(Dataset items)

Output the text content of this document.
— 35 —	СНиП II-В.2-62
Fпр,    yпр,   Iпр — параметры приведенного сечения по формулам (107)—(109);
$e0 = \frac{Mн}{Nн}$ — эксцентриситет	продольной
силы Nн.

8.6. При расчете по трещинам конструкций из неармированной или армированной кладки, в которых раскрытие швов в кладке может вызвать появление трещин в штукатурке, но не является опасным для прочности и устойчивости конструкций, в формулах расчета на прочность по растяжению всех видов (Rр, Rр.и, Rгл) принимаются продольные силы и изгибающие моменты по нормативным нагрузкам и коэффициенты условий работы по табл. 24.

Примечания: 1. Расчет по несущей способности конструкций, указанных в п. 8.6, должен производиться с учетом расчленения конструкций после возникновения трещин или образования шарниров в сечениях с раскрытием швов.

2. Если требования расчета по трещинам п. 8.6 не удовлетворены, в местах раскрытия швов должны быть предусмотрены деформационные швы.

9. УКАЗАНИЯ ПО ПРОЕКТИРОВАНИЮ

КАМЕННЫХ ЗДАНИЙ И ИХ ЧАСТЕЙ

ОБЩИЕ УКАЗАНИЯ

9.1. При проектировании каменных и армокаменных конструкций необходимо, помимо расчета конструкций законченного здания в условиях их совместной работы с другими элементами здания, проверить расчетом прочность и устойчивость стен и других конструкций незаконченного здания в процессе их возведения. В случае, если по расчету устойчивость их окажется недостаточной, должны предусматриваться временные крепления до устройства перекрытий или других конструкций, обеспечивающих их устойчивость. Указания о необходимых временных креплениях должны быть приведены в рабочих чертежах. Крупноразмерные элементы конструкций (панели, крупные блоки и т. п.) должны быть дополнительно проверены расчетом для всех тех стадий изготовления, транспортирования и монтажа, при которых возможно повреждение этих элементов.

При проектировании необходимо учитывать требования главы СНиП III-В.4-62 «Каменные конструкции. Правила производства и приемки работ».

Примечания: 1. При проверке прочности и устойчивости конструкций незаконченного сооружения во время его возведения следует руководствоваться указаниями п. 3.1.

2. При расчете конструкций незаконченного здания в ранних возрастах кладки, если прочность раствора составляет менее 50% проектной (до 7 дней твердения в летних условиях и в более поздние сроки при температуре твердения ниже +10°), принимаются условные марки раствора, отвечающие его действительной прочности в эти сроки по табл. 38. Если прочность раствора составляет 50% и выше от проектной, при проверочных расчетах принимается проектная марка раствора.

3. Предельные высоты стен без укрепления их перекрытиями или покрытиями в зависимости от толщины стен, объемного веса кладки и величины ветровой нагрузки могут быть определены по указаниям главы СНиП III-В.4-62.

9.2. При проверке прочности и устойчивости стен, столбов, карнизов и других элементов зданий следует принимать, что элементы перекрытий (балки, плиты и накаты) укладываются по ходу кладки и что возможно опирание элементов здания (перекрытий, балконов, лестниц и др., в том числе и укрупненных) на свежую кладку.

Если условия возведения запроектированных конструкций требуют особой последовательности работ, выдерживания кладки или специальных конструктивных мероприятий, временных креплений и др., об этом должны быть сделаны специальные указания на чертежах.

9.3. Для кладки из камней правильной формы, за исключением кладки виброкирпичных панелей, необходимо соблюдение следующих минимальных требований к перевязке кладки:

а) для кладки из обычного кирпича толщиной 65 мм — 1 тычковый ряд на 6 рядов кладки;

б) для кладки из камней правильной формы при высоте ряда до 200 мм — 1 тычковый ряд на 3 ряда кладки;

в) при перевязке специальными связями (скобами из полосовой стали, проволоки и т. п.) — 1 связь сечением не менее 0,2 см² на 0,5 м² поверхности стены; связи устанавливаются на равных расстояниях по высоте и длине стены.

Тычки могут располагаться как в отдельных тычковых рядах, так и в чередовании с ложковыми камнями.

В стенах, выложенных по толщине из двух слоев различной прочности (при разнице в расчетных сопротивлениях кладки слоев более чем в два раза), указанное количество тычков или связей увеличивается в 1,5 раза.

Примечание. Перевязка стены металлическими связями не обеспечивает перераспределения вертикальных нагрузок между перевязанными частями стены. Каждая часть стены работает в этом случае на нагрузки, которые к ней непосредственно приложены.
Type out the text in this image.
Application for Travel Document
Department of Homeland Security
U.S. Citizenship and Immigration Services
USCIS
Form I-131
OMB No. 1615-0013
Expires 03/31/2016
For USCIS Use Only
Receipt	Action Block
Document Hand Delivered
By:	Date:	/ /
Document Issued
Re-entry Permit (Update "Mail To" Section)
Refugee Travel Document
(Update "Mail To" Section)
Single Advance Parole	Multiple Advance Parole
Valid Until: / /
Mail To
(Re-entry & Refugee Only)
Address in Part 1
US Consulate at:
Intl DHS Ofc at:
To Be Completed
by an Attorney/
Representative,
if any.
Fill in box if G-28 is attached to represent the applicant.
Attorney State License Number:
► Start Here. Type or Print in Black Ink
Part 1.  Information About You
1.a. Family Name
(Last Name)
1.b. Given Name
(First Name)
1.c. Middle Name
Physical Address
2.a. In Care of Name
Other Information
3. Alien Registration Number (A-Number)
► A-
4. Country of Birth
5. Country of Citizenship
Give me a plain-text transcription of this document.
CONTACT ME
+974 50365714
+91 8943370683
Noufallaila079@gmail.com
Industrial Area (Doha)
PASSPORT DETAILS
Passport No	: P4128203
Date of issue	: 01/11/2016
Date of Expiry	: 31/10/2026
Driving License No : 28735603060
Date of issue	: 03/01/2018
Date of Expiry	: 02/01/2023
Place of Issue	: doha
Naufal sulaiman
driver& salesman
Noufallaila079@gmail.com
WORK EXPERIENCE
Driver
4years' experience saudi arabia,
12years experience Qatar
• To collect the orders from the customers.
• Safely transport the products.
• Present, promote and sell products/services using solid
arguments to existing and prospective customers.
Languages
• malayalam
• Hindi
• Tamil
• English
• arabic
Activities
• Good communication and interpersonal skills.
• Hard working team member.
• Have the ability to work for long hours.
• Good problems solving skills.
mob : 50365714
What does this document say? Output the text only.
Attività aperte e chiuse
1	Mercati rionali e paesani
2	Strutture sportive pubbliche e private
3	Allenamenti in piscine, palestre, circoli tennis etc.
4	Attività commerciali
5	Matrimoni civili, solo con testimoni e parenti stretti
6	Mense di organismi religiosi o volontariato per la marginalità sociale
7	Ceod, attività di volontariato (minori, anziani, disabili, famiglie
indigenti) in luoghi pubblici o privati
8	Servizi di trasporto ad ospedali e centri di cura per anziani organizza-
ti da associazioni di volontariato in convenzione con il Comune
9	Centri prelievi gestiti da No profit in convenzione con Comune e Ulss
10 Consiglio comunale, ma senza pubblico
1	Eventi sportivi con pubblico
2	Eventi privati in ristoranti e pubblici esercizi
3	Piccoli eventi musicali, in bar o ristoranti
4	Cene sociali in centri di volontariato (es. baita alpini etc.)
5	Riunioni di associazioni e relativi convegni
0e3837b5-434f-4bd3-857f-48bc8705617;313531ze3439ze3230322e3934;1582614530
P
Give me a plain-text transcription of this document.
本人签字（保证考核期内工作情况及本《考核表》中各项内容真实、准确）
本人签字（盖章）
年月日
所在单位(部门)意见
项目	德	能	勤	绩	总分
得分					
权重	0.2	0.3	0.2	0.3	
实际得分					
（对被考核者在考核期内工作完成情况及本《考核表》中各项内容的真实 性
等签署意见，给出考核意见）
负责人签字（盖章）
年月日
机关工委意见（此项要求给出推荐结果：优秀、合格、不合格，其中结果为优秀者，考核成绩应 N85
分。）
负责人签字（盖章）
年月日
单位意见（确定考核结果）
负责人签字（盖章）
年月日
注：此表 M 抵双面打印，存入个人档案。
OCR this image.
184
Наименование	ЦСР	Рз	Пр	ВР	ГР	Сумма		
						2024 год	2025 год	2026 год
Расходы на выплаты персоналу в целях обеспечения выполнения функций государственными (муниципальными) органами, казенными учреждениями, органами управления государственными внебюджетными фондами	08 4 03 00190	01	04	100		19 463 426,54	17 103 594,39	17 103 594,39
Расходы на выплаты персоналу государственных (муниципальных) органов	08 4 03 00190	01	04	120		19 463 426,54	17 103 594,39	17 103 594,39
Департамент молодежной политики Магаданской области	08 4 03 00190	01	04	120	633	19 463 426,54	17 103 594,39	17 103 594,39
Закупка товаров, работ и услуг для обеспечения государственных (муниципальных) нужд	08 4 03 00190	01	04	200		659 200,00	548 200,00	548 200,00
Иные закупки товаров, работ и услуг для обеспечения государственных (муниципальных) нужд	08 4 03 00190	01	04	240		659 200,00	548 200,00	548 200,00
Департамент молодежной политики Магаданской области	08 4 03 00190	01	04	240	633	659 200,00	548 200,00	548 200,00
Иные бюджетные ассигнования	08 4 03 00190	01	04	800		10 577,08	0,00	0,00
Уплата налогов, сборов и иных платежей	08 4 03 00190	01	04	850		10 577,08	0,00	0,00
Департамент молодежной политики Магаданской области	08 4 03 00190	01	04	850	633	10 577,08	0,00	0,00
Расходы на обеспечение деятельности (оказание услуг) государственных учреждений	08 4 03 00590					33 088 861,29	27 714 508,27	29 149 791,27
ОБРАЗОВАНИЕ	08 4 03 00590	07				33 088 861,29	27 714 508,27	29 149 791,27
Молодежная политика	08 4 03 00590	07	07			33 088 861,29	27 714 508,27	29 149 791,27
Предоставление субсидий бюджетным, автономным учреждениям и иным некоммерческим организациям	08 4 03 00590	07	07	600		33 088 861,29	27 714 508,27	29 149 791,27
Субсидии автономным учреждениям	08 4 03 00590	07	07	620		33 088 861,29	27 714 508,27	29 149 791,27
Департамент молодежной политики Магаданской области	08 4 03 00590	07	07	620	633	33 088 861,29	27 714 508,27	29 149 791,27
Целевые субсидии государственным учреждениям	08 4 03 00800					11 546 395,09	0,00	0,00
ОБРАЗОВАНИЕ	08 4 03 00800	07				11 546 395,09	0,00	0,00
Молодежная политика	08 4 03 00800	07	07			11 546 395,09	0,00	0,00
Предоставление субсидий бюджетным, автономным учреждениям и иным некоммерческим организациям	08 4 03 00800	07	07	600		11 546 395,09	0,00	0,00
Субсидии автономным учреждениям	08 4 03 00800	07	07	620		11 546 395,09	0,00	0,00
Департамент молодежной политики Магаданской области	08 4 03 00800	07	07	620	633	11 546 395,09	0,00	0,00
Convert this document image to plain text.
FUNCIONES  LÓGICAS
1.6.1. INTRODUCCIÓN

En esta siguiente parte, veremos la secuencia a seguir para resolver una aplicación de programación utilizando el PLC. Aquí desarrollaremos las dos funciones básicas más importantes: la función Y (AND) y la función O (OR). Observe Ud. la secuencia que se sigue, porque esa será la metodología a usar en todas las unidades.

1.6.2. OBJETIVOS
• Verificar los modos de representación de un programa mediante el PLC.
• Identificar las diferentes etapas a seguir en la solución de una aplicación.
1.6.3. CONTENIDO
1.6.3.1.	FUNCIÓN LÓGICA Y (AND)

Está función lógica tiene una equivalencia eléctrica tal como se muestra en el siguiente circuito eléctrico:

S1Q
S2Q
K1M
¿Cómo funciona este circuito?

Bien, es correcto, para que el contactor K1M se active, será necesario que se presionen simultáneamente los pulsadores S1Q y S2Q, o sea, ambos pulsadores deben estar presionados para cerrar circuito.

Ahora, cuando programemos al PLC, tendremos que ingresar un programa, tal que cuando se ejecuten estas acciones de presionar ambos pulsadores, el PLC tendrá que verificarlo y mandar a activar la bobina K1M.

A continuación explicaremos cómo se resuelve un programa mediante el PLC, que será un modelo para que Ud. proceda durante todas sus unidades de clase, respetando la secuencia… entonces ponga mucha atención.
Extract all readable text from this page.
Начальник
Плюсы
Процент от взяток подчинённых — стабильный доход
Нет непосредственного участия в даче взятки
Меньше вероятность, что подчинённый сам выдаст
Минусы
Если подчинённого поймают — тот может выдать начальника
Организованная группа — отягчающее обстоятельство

▸ **Task prompt**
On how many lines does the word "products" appear? Answer with only the number.

▸ **Result of this exercise**
2